Stored entries:
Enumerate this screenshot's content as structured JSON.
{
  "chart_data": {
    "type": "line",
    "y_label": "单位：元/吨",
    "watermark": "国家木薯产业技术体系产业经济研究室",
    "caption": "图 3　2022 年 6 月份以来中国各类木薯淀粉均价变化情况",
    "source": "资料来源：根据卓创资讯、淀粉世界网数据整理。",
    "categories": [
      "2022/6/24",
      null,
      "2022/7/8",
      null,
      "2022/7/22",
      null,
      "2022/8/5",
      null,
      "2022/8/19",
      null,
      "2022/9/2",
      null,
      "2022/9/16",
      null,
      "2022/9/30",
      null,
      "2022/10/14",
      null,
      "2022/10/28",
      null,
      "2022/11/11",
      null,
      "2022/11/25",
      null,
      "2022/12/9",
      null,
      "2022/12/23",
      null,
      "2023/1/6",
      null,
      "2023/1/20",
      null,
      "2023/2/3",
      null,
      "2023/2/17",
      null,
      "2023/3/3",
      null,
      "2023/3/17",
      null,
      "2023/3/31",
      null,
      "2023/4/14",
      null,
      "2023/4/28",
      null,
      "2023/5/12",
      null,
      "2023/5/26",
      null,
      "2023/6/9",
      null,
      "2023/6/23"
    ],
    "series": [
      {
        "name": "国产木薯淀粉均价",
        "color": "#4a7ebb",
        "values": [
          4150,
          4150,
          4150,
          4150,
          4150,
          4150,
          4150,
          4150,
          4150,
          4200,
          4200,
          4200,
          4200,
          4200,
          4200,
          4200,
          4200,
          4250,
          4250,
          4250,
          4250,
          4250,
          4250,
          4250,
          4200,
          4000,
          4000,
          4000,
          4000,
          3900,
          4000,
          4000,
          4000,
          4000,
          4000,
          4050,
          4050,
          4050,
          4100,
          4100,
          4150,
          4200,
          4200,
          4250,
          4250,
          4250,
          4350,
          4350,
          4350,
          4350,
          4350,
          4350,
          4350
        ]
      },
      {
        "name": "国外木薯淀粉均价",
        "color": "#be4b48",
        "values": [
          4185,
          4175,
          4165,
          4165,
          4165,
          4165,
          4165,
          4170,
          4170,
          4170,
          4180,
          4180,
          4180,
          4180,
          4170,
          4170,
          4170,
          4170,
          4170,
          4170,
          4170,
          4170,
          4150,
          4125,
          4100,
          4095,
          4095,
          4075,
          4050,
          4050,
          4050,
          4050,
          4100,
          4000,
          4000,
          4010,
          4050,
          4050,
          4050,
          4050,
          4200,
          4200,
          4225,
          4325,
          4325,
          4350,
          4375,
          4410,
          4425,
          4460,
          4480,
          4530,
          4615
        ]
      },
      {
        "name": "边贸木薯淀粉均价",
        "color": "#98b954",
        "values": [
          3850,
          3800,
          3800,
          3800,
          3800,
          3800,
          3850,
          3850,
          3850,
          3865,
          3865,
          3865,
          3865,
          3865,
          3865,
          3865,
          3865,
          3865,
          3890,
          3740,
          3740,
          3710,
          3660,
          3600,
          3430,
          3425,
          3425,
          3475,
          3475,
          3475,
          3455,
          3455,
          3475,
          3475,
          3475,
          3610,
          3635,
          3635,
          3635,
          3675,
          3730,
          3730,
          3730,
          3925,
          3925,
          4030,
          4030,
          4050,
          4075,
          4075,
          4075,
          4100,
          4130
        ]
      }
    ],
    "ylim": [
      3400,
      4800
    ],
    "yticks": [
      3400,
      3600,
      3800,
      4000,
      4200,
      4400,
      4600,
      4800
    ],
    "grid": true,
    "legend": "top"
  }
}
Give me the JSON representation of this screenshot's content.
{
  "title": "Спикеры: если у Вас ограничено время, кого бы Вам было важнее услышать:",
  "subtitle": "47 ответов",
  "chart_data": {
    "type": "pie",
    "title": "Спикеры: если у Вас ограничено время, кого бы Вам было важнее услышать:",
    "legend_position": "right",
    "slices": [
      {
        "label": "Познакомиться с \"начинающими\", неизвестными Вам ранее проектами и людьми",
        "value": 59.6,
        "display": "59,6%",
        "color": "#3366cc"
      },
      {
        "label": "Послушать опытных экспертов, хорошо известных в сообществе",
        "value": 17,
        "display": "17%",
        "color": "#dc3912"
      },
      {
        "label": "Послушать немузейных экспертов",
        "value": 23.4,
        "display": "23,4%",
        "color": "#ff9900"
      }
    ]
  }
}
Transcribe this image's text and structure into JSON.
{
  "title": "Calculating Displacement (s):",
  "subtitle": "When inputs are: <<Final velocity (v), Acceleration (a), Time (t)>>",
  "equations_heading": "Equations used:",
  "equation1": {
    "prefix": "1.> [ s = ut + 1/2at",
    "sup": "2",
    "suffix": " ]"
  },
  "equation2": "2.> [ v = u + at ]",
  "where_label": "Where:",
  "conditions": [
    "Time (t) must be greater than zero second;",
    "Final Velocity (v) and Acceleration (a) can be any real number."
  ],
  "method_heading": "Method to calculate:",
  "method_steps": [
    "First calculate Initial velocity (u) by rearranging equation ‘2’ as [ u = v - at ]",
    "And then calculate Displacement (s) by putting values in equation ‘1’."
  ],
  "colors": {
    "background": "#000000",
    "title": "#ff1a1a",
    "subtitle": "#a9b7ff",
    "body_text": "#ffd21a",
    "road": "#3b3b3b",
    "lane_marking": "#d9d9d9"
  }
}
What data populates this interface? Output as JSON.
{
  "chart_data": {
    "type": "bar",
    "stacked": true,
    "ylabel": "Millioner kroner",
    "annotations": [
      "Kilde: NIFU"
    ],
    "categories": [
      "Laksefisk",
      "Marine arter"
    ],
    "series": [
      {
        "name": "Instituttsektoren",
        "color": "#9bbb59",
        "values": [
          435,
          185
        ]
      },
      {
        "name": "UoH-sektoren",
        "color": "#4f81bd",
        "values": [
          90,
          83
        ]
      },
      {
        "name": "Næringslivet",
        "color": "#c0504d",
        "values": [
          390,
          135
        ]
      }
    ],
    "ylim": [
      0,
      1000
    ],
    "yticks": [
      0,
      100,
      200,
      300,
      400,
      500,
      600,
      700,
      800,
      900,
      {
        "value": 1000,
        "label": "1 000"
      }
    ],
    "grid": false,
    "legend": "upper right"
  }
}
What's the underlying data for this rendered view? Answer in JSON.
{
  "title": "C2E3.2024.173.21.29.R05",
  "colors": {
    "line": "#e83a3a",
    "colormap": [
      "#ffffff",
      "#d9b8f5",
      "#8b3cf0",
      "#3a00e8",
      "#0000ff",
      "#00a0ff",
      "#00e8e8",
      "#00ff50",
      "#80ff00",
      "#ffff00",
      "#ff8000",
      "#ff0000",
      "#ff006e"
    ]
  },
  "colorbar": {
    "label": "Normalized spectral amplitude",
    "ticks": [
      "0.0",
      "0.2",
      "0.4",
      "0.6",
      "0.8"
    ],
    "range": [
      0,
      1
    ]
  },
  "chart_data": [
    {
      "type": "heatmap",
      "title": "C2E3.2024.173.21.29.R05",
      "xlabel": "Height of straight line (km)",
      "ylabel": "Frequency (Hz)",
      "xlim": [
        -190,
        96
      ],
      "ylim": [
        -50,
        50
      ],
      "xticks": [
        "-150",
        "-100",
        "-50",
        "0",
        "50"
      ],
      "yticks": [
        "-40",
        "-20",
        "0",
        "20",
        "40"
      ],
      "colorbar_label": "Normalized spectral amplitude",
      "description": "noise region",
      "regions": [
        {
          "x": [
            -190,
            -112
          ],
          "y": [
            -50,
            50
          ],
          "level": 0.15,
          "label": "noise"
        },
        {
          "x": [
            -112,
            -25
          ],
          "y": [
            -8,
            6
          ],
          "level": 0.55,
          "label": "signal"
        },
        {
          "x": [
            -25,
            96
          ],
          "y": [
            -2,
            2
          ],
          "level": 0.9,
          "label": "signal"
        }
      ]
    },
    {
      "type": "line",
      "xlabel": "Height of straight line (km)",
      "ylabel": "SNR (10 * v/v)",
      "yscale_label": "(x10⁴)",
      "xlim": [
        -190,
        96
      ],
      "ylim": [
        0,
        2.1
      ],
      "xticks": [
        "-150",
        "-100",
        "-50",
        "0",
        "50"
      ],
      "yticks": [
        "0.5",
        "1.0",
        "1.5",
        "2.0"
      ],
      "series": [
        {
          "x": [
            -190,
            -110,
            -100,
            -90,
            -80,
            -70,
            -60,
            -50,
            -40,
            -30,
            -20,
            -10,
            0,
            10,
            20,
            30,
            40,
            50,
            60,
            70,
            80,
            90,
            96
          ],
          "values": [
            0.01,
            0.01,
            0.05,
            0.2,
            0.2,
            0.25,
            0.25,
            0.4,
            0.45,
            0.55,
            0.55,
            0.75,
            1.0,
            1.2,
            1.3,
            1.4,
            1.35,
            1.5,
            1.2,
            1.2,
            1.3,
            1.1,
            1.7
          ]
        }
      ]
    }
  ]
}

> [WORK REQUIRED]: From the listing above, return each line with the word "subtitle".

> [EXERCISE RESPONSE]:
  "subtitle": "47 ответов",
  "subtitle": "When inputs are: <<Final velocity (v), Acceleration (a), Time (t)>>",
    "subtitle": "#a9b7ff",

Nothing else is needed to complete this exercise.